=== Exercise goal ===
Report all lines from the entries below in which "principle" appears.

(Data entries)

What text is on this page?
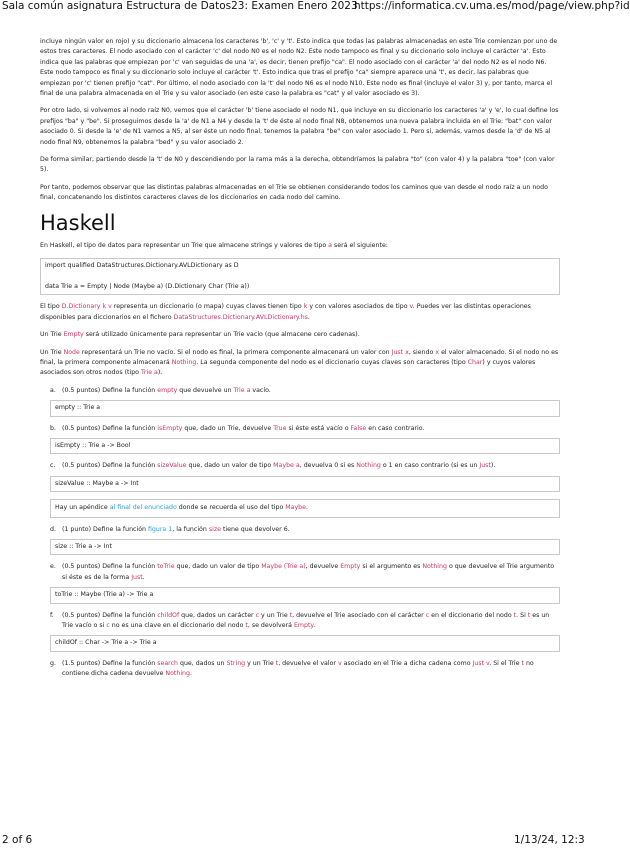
Sala común asignatura Estructura de Datos23: Examen Enero 2023
https://informatica.cv.uma.es/mod/page/view.php?id

incluye ningún valor en rojo) y su diccionario almacena los caracteres 'b', 'c' y 't'. Esto indica que todas las palabras almacenadas en este Trie comienzan por uno de estos tres caracteres. El nodo asociado con el carácter 'c' del nodo N0 es el nodo N2. Este nodo tampoco es final y su diccionario solo incluye el carácter 'a'. Esto indica que las palabras que empiezan por 'c' van seguidas de una 'a', es decir, tienen prefijo "ca". El nodo asociado con el carácter 'a' del nodo N2 es el nodo N6. Este nodo tampoco es final y su diccionario solo incluye el carácter 't'. Esto indica que tras el prefijo "ca" siempre aparece una 't', es decir, las palabras que empiezan por 'c' tienen prefijo "cat". Por último, el nodo asociado con la 't' del nodo N6 es el nodo N10. Este nodo es final (incluye el valor 3) y, por tanto, marca el final de una palabra almacenada en el Trie y su valor asociado (en este caso la palabra es "cat" y el valor asociado es 3).

Por otro lado, si volvemos al nodo raíz N0, vemos que el carácter 'b' tiene asociado el nodo N1, que incluye en su diccionario los caracteres 'a' y 'e', lo cual define los prefijos "ba" y "be". Si proseguimos desde la 'a' de N1 a N4 y desde la 't' de éste al nodo final N8, obtenemos una nueva palabra incluida en el Trie: "bat" con valor asociado 0. Si desde la 'e' de N1 vamos a N5, al ser éste un nodo final, tenemos la palabra "be" con valor asociado 1. Pero si, además, vamos desde la 'd' de N5 al nodo final N9, obtenemos la palabra "bed" y su valor asociado 2.

De forma similar, partiendo desde la 't' de N0 y descendiendo por la rama más a la derecha, obtendríamos la palabra "to" (con valor 4) y la palabra "toe" (con valor 5).

Por tanto, podemos observar que las distintas palabras almacenadas en el Trie se obtienen considerando todos los caminos que van desde el nodo raíz a un nodo final, concatenando los distintos caracteres claves de los diccionarios en cada nodo del camino.

Haskell

En Haskell, el tipo de datos para representar un Trie que almacene strings y valores de tipo a será el siguiente:

import qualified DataStructures.Dictionary.AVLDictionary as D
data Trie a = Empty | Node (Maybe a) (D.Dictionary Char (Trie a))

El tipo D.Dictionary k v representa un diccionario (o mapa) cuyas claves tienen tipo k y con valores asociados de tipo v. Puedes ver las distintas operaciones disponibles para diccionarios en el fichero DataStructures.Dictionary.AVLDictionary.hs.

Un Trie Empty será utilizado únicamente para representar un Trie vacío (que almacene cero cadenas).

Un Trie Node representará un Trie no vacío. Si el nodo es final, la primera componente almacenará un valor con Just x, siendo x el valor almacenado. Si el nodo no es final, la primera componente almacenará Nothing. La segunda componente del nodo es el diccionario cuyas claves son caracteres (tipo Char) y cuyos valores asociados son otros nodos (tipo Trie a).

a. (0.5 puntos) Define la función empty que devuelve un Trie a vacío.
empty :: Trie a
b. (0.5 puntos) Define la función isEmpty que, dado un Trie, devuelve True si éste está vacío o False en caso contrario.
isEmpty :: Trie a -> Bool
c. (0.5 puntos) Define la función sizeValue que, dado un valor de tipo Maybe a, devuelva 0 si es Nothing o 1 en caso contrario (si es un Just).
sizeValue :: Maybe a -> Int
Hay un apéndice al final del enunciado donde se recuerda el uso del tipo Maybe.
d. (1 punto) Define la función figura 1, la función size tiene que devolver 6.
size :: Trie a -> Int
e. (0.5 puntos) Define la función toTrie que, dado un valor de tipo Maybe (Trie a), devuelve Empty si el argumento es Nothing o que devuelve el Trie argumento si éste es de la forma Just.
toTrie :: Maybe (Trie a) -> Trie a
f. (0.5 puntos) Define la función childOf que, dados un carácter c y un Trie t, devuelve el Trie asociado con el carácter c en el diccionario del nodo t. Si t es un Trie vacío o si c no es una clave en el diccionario del nodo t, se devolverá Empty.
childOf :: Char -> Trie a -> Trie a
g. (1.5 puntos) Define la función search que, dados un String y un Trie t, devuelve el valor v asociado en el Trie a dicha cadena como Just v. Si el Trie t no contiene dicha cadena devuelve Nothing.
2 of 6	1/13/24, 12:3
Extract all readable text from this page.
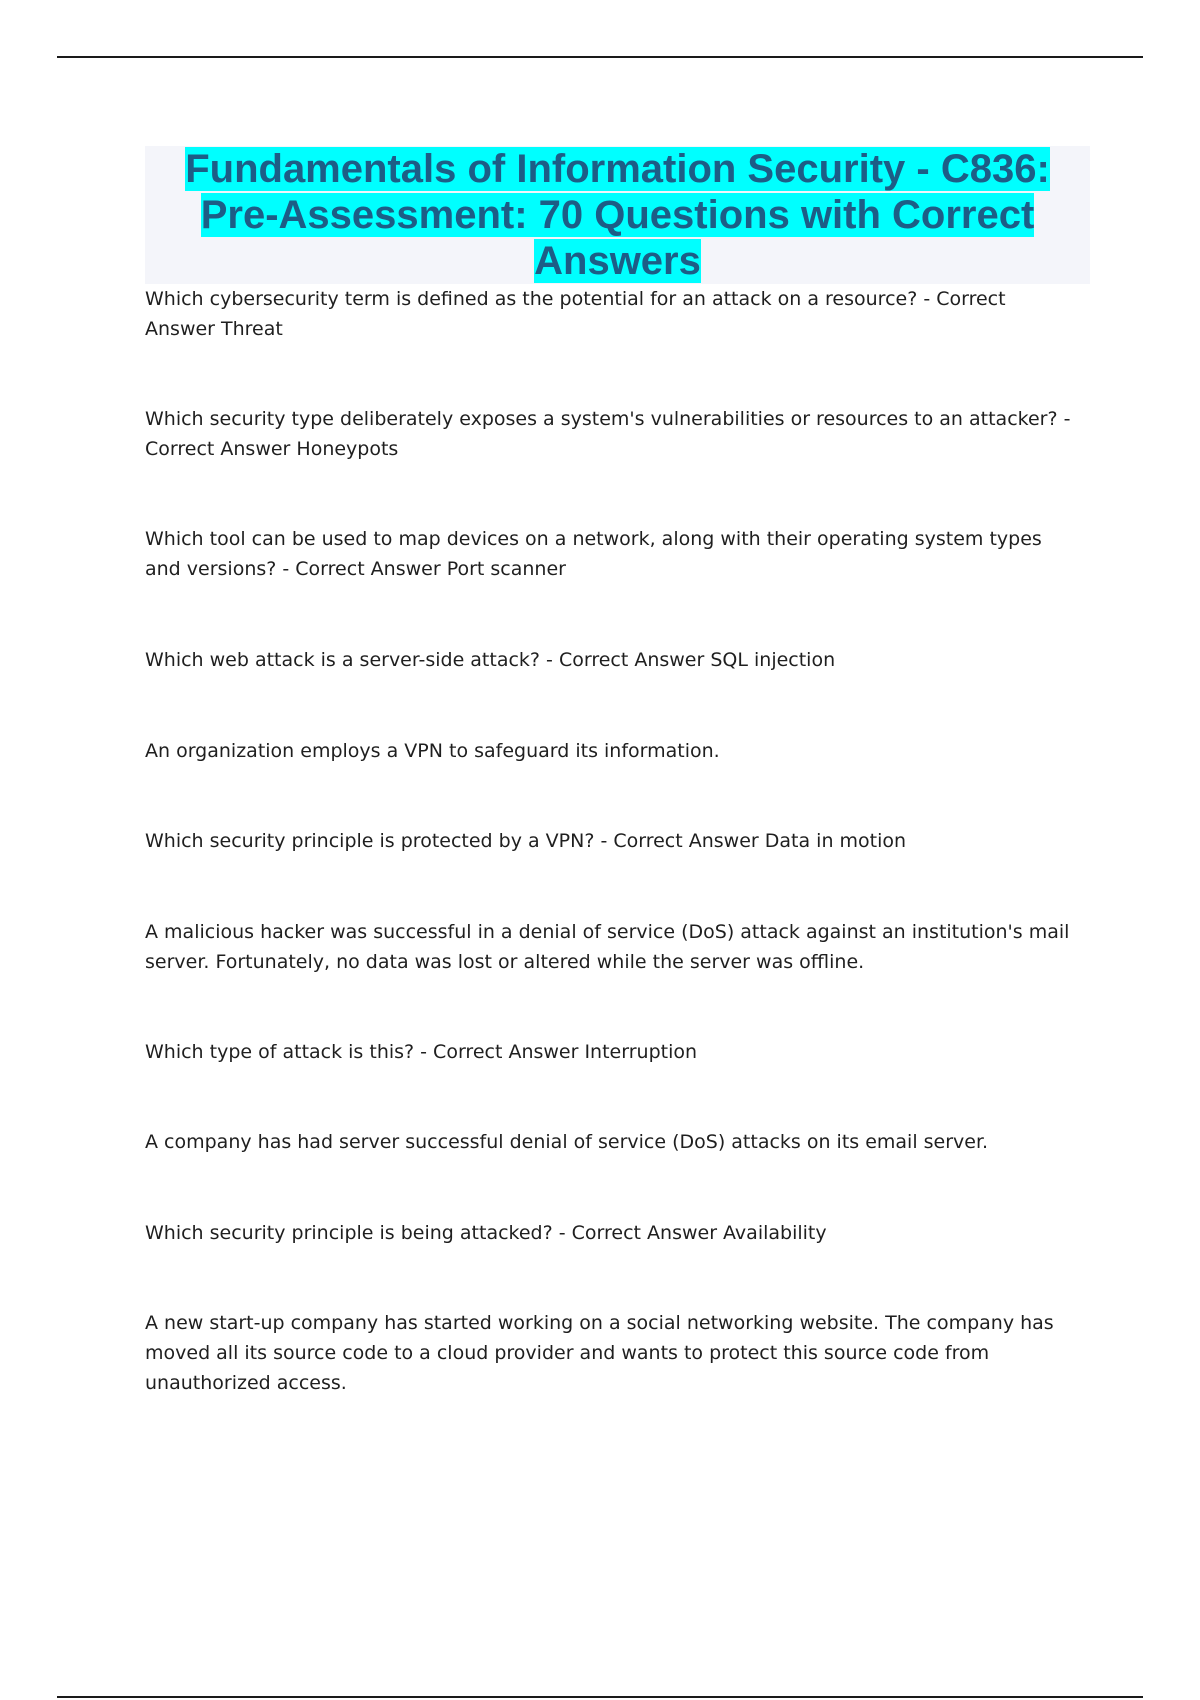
Fundamentals of Information Security - C836: Pre-Assessment: 70 Questions with Correct Answers

Which cybersecurity term is defined as the potential for an attack on a resource? - Correct Answer Threat

Which security type deliberately exposes a system's vulnerabilities or resources to an attacker? - Correct Answer Honeypots

Which tool can be used to map devices on a network, along with their operating system types and versions? - Correct Answer Port scanner

Which web attack is a server-side attack? - Correct Answer SQL injection

An organization employs a VPN to safeguard its information.

Which security principle is protected by a VPN? - Correct Answer Data in motion

A malicious hacker was successful in a denial of service (DoS) attack against an institution's mail server. Fortunately, no data was lost or altered while the server was offline.

Which type of attack is this? - Correct Answer Interruption

A company has had server successful denial of service (DoS) attacks on its email server.

Which security principle is being attacked? - Correct Answer Availability

A new start-up company has started working on a social networking website. The company has moved all its source code to a cloud provider and wants to protect this source code from unauthorized access.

=== Expected answer ===
Which security principle is protected by a VPN? - Correct Answer Data in motion
Which security principle is being attacked? - Correct Answer Availability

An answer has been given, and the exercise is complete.